PROBLEM DESCRIPTION
Pick out each line containing the string "formiche".

Extracted records:
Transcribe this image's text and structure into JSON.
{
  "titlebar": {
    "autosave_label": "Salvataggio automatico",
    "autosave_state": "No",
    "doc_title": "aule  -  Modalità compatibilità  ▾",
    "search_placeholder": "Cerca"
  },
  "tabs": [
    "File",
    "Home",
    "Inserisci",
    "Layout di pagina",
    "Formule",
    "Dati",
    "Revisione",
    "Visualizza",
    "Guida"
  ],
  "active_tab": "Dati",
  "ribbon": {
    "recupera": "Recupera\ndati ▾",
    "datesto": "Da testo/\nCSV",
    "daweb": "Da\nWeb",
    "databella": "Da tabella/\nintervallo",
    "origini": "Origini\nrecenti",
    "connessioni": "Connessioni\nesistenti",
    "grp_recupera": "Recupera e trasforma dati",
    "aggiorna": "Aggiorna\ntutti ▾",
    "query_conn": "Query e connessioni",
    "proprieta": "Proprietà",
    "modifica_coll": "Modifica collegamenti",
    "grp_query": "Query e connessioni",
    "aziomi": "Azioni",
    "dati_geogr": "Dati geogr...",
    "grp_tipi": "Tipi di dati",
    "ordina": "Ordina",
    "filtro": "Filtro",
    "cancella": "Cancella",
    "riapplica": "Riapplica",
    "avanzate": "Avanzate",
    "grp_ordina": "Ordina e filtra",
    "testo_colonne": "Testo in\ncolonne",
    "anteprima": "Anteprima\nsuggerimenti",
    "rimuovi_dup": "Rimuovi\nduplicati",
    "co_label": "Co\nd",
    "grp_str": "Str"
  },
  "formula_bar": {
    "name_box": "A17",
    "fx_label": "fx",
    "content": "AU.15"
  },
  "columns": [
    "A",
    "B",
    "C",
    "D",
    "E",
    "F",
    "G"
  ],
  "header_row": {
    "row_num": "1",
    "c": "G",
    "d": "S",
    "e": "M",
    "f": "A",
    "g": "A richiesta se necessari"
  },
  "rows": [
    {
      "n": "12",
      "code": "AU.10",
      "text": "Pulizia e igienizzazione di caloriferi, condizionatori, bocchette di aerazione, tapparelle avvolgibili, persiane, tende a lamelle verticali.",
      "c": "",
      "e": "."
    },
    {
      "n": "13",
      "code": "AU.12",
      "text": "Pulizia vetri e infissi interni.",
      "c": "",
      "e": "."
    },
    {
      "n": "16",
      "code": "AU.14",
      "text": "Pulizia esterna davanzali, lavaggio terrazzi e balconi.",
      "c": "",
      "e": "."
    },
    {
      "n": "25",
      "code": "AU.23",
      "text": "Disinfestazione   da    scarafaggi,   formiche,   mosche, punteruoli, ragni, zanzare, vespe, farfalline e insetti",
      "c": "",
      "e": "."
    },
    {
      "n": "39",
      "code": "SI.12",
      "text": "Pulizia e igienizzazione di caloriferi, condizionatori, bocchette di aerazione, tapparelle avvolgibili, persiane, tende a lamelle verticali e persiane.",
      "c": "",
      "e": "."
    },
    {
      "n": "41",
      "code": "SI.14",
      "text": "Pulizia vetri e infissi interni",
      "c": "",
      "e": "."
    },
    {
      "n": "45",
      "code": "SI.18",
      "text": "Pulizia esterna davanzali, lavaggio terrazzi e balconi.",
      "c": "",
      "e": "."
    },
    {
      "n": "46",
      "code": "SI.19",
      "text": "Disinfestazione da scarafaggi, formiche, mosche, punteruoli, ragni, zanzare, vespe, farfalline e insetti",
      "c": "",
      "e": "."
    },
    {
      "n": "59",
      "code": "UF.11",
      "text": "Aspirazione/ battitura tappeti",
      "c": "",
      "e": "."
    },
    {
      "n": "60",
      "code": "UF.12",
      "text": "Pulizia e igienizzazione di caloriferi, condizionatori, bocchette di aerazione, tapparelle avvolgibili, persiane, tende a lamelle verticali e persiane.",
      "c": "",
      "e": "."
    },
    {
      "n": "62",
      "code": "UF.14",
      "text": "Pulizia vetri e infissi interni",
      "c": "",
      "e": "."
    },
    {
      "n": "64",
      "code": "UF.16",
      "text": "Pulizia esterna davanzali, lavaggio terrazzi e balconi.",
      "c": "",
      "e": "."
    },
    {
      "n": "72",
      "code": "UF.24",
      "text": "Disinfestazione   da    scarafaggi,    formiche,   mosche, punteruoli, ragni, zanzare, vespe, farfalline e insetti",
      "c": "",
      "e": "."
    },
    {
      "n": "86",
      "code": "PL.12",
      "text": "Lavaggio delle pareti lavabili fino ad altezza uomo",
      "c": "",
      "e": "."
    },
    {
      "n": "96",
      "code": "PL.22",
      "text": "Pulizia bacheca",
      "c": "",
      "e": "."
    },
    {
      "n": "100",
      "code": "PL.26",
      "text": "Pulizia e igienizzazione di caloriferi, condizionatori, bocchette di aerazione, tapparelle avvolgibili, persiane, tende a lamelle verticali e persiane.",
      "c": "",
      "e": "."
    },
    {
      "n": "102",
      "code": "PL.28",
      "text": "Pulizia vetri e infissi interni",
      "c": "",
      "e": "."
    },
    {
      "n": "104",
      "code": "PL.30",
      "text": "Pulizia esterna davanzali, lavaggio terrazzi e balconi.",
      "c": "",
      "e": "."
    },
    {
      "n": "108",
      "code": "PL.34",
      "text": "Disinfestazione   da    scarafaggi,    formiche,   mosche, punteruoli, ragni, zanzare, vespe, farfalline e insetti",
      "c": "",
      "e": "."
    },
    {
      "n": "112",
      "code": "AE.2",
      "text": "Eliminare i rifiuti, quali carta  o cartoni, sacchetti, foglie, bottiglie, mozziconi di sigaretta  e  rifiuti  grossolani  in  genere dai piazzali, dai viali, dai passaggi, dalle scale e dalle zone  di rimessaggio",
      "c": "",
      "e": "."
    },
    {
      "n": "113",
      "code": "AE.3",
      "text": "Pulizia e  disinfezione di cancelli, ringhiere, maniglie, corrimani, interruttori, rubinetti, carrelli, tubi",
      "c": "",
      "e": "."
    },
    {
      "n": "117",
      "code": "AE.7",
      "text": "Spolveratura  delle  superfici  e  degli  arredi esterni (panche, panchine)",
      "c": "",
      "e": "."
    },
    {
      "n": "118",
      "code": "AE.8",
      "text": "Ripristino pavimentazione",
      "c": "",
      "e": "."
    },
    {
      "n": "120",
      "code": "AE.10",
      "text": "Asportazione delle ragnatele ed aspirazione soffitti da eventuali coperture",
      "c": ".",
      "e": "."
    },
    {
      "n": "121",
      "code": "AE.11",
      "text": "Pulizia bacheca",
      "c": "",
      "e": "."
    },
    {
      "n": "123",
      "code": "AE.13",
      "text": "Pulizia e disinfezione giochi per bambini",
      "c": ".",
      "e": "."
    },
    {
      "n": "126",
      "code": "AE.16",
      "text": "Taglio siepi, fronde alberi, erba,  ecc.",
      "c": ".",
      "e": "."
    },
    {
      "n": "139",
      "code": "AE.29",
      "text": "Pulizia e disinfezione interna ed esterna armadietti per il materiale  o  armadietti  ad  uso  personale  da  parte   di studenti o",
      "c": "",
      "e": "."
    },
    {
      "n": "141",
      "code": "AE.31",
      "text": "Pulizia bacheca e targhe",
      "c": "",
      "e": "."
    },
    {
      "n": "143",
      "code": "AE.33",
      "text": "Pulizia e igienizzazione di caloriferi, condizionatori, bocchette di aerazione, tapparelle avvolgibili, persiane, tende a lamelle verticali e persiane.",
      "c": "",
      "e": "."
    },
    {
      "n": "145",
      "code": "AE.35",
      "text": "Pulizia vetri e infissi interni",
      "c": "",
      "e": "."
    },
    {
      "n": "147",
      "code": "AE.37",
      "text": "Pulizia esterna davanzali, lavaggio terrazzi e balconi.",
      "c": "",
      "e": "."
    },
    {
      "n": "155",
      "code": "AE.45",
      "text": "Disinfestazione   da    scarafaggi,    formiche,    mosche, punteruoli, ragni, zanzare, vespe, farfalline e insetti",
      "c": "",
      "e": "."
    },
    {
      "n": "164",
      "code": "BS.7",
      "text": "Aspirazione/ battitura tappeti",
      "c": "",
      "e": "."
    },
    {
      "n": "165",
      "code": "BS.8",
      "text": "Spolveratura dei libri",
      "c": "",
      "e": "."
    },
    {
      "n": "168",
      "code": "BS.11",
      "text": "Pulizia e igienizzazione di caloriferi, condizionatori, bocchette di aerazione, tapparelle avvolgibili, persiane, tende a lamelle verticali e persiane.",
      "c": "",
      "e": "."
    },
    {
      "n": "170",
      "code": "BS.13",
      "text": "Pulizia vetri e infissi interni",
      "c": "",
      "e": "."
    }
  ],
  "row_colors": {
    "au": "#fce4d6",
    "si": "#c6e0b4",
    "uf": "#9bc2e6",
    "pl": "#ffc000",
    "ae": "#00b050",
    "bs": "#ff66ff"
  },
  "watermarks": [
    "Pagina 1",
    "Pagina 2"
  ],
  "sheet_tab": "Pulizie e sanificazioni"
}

EXERCISE ANSWER
      "text": "Disinfestazione   da    scarafaggi,   formiche,   mosche, punteruoli, ragni, zanzare, vespe, farfalline e insetti",
      "text": "Disinfestazione da scarafaggi, formiche, mosche, punteruoli, ragni, zanzare, vespe, farfalline e insetti",
      "text": "Disinfestazione   da    scarafaggi,    formiche,   mosche, punteruoli, ragni, zanzare, vespe, farfalline e insetti",
      "text": "Disinfestazione   da    scarafaggi,    formiche,   mosche, punteruoli, ragni, zanzare, vespe, farfalline e insetti",
      "text": "Disinfestazione   da    scarafaggi,    formiche,    mosche, punteruoli, ragni, zanzare, vespe, farfalline e insetti",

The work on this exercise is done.